**Requirements:**
Check each line below for the word "raised" and give the number of lines that have it, nothing more.
— Start Information given —
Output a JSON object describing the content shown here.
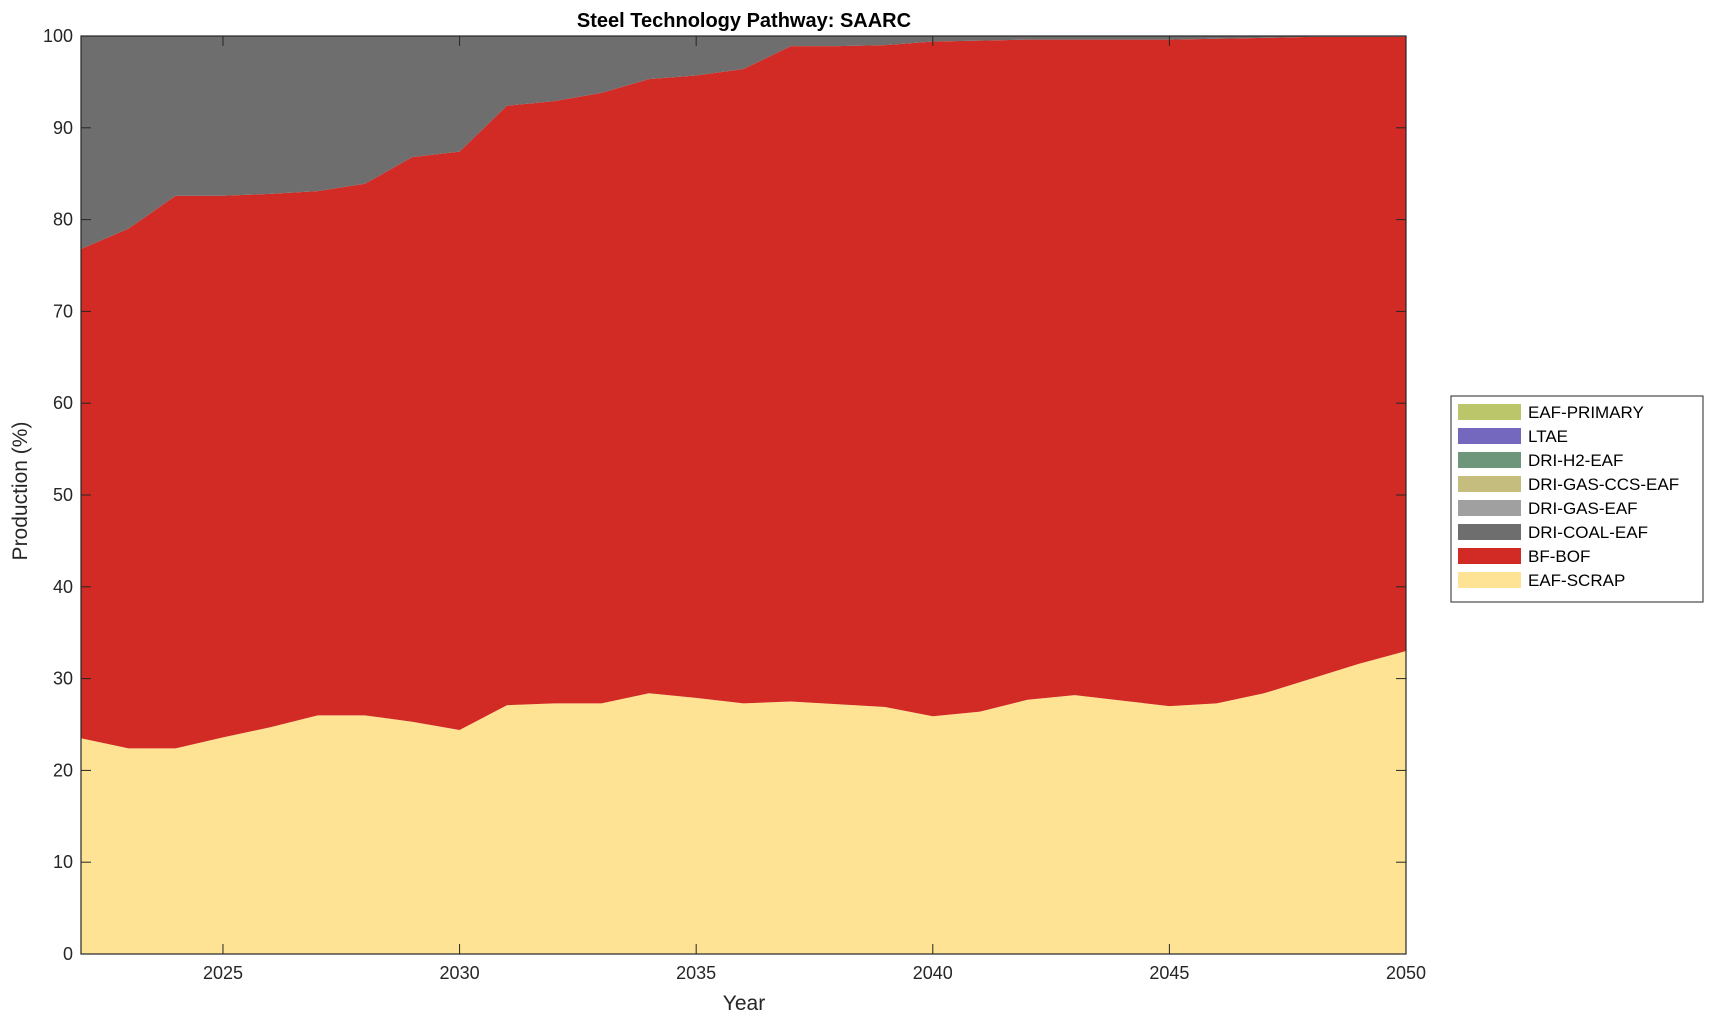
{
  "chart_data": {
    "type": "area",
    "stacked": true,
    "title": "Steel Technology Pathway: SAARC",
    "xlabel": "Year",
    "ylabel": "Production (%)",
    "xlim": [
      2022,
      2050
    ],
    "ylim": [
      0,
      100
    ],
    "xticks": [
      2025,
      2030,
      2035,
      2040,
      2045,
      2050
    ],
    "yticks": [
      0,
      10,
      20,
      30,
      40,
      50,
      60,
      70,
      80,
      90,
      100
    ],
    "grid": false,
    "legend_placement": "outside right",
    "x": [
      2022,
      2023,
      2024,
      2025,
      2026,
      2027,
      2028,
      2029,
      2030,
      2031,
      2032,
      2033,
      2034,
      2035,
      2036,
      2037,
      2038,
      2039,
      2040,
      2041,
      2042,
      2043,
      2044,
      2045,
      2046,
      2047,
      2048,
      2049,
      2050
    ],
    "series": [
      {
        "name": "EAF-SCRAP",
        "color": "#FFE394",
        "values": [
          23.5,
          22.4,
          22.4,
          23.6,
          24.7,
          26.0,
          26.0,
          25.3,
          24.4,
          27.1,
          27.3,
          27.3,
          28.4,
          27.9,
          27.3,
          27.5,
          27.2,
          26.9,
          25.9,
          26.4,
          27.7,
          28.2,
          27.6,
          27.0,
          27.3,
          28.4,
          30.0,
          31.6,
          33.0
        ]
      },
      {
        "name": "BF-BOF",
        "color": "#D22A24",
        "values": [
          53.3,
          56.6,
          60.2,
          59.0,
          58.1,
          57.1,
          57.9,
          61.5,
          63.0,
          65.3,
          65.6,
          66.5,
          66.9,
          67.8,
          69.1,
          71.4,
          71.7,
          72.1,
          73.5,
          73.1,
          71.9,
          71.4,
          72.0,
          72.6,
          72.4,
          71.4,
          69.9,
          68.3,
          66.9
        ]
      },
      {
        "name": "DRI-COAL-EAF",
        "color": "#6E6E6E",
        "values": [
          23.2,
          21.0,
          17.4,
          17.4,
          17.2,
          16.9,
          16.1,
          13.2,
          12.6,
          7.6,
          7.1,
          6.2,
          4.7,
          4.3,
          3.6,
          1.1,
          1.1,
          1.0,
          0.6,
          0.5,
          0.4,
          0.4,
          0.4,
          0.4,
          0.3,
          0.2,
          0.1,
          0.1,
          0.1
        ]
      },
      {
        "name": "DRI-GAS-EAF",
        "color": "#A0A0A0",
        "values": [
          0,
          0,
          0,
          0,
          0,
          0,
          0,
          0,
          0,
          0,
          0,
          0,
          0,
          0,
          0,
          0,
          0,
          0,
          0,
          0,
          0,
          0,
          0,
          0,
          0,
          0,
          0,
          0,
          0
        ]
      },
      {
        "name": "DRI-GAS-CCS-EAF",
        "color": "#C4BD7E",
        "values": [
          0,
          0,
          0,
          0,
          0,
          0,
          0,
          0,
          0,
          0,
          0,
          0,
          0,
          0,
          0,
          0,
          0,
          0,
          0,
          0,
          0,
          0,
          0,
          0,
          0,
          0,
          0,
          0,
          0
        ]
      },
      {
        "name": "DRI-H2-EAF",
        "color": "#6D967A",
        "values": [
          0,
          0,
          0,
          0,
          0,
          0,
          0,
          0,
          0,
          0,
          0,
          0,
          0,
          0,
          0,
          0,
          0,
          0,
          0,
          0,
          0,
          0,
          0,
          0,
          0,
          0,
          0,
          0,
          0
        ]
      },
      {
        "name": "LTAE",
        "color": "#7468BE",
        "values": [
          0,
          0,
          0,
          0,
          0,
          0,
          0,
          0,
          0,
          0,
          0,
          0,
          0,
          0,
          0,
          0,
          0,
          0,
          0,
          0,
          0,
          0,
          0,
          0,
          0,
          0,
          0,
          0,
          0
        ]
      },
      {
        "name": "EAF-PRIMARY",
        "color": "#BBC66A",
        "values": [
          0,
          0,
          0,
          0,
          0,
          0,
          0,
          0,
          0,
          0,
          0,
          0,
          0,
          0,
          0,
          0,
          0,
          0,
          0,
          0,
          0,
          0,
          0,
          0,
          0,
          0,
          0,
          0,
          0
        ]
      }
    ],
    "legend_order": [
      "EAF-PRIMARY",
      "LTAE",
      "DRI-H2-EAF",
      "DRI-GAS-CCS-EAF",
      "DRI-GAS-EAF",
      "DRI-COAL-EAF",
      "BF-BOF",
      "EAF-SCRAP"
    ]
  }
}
— End Information given —
— Start Information given —
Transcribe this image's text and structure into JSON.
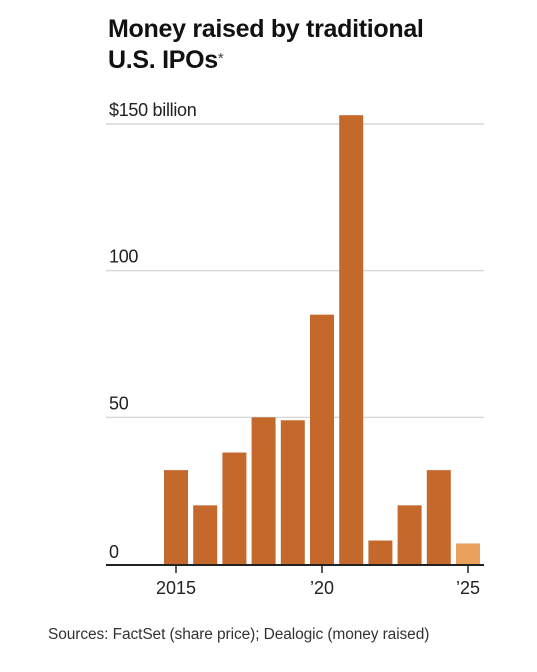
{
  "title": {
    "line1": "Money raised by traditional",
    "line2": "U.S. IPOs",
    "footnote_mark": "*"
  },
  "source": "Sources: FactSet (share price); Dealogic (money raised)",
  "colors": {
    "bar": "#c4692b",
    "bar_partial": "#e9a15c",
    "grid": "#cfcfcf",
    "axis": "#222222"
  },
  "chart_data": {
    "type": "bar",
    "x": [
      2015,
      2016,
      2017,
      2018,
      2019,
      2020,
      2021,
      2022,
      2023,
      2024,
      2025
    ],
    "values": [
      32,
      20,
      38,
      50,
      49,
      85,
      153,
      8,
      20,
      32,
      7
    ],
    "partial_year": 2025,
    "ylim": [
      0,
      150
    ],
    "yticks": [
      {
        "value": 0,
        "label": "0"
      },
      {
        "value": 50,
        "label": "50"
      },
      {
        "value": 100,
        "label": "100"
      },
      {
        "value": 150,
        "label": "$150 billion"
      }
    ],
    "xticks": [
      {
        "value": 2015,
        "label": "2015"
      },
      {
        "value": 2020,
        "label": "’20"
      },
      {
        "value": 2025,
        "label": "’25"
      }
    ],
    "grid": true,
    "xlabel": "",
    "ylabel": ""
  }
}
— End Information given —
**Finished task:**
2